— Start of DATA FOR THE TASK —

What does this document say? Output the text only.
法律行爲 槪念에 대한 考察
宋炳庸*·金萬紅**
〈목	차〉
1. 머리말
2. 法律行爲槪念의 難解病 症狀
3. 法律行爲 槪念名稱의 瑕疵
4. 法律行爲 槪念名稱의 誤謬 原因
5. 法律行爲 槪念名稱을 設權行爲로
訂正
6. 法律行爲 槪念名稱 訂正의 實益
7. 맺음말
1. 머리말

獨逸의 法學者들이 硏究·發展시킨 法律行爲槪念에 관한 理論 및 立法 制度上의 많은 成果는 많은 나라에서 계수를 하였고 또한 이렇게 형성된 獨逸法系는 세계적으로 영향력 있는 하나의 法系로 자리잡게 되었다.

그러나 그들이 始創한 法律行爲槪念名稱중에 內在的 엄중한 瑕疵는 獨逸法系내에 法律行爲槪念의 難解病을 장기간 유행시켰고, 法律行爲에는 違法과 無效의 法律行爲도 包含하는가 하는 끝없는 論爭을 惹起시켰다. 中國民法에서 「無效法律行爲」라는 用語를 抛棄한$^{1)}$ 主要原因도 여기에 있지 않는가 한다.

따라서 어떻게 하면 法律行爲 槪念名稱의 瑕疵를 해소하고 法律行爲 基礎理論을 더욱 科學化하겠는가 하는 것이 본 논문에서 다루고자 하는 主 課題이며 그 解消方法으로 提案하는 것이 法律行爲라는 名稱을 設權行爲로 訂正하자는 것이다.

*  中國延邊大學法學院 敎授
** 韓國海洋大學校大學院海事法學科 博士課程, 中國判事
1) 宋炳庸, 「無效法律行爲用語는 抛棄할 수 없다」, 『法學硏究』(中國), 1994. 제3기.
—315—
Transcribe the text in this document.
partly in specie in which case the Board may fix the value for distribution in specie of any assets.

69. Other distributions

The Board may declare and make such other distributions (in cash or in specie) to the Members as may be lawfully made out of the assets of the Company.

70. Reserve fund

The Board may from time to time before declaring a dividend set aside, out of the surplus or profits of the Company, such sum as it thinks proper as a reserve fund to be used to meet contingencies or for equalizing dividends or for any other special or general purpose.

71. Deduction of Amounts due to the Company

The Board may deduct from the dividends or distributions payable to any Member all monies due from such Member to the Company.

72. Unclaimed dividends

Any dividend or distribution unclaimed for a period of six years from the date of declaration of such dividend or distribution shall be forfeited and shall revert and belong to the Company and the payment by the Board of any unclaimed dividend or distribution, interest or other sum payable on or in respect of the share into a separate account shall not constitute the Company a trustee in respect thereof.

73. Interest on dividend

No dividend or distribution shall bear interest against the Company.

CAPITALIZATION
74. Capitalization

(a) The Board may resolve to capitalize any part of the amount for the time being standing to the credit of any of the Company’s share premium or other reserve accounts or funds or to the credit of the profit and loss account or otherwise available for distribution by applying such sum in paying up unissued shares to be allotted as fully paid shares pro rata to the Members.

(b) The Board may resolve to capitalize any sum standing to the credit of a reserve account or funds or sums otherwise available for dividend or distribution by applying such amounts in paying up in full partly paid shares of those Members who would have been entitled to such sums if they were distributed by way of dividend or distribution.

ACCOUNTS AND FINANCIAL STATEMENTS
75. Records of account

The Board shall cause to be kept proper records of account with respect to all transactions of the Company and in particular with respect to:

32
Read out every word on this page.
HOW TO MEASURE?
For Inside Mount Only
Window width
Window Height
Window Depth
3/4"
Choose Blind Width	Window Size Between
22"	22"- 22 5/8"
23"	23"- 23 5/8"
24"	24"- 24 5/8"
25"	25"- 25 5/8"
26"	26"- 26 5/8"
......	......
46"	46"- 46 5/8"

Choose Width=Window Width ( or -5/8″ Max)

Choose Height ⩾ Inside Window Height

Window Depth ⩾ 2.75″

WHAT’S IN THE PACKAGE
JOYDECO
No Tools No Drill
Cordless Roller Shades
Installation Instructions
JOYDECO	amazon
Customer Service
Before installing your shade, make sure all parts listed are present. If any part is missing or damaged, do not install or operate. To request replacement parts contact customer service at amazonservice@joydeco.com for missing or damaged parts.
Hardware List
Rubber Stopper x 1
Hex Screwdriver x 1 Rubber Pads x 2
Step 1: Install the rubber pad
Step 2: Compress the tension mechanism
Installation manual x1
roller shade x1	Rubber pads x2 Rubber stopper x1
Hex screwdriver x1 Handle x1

— End of DATA FOR THE TASK —

* REQUIRED WORK
Each line of the material must be restated exactly.

* FINAL RESULT
What does this document say? Output the text only.
法律行爲 槪念에 대한 考察
宋炳庸*·金萬紅**
〈목	차〉
1. 머리말
2. 法律行爲槪念의 難解病 症狀
3. 法律行爲 槪念名稱의 瑕疵
4. 法律行爲 槪念名稱의 誤謬 原因
5. 法律行爲 槪念名稱을 設權行爲로
訂正
6. 法律行爲 槪念名稱 訂正의 實益
7. 맺음말
1. 머리말

獨逸의 法學者들이 硏究·發展시킨 法律行爲槪念에 관한 理論 및 立法 制度上의 많은 成果는 많은 나라에서 계수를 하였고 또한 이렇게 형성된 獨逸法系는 세계적으로 영향력 있는 하나의 法系로 자리잡게 되었다.

그러나 그들이 始創한 法律行爲槪念名稱중에 內在的 엄중한 瑕疵는 獨逸法系내에 法律行爲槪念의 難解病을 장기간 유행시켰고, 法律行爲에는 違法과 無效의 法律行爲도 包含하는가 하는 끝없는 論爭을 惹起시켰다. 中國民法에서 「無效法律行爲」라는 用語를 抛棄한$^{1)}$ 主要原因도 여기에 있지 않는가 한다.

따라서 어떻게 하면 法律行爲 槪念名稱의 瑕疵를 해소하고 法律行爲 基礎理論을 더욱 科學化하겠는가 하는 것이 본 논문에서 다루고자 하는 主 課題이며 그 解消方法으로 提案하는 것이 法律行爲라는 名稱을 設權行爲로 訂正하자는 것이다.

*  中國延邊大學法學院 敎授
** 韓國海洋大學校大學院海事法學科 博士課程, 中國判事
1) 宋炳庸, 「無效法律行爲用語는 抛棄할 수 없다」, 『法學硏究』(中國), 1994. 제3기.
—315—
Transcribe the text in this document.
partly in specie in which case the Board may fix the value for distribution in specie of any assets.

69. Other distributions

The Board may declare and make such other distributions (in cash or in specie) to the Members as may be lawfully made out of the assets of the Company.

70. Reserve fund

The Board may from time to time before declaring a dividend set aside, out of the surplus or profits of the Company, such sum as it thinks proper as a reserve fund to be used to meet contingencies or for equalizing dividends or for any other special or general purpose.

71. Deduction of Amounts due to the Company

The Board may deduct from the dividends or distributions payable to any Member all monies due from such Member to the Company.

72. Unclaimed dividends

Any dividend or distribution unclaimed for a period of six years from the date of declaration of such dividend or distribution shall be forfeited and shall revert and belong to the Company and the payment by the Board of any unclaimed dividend or distribution, interest or other sum payable on or in respect of the share into a separate account shall not constitute the Company a trustee in respect thereof.

73. Interest on dividend

No dividend or distribution shall bear interest against the Company.

CAPITALIZATION
74. Capitalization

(a) The Board may resolve to capitalize any part of the amount for the time being standing to the credit of any of the Company’s share premium or other reserve accounts or funds or to the credit of the profit and loss account or otherwise available for distribution by applying such sum in paying up unissued shares to be allotted as fully paid shares pro rata to the Members.

(b) The Board may resolve to capitalize any sum standing to the credit of a reserve account or funds or sums otherwise available for dividend or distribution by applying such amounts in paying up in full partly paid shares of those Members who would have been entitled to such sums if they were distributed by way of dividend or distribution.

ACCOUNTS AND FINANCIAL STATEMENTS
75. Records of account

The Board shall cause to be kept proper records of account with respect to all transactions of the Company and in particular with respect to:

32
Read out every word on this page.
HOW TO MEASURE?
For Inside Mount Only
Window width
Window Height
Window Depth
3/4"
Choose Blind Width	Window Size Between
22"	22"- 22 5/8"
23"	23"- 23 5/8"
24"	24"- 24 5/8"
25"	25"- 25 5/8"
26"	26"- 26 5/8"
......	......
46"	46"- 46 5/8"

Choose Width=Window Width ( or -5/8″ Max)

Choose Height ⩾ Inside Window Height

Window Depth ⩾ 2.75″

WHAT’S IN THE PACKAGE
JOYDECO
No Tools No Drill
Cordless Roller Shades
Installation Instructions
JOYDECO	amazon
Customer Service
Before installing your shade, make sure all parts listed are present. If any part is missing or damaged, do not install or operate. To request replacement parts contact customer service at amazonservice@joydeco.com for missing or damaged parts.
Hardware List
Rubber Stopper x 1
Hex Screwdriver x 1 Rubber Pads x 2
Step 1: Install the rubber pad
Step 2: Compress the tension mechanism
Installation manual x1
roller shade x1	Rubber pads x2 Rubber stopper x1
Hex screwdriver x1 Handle x1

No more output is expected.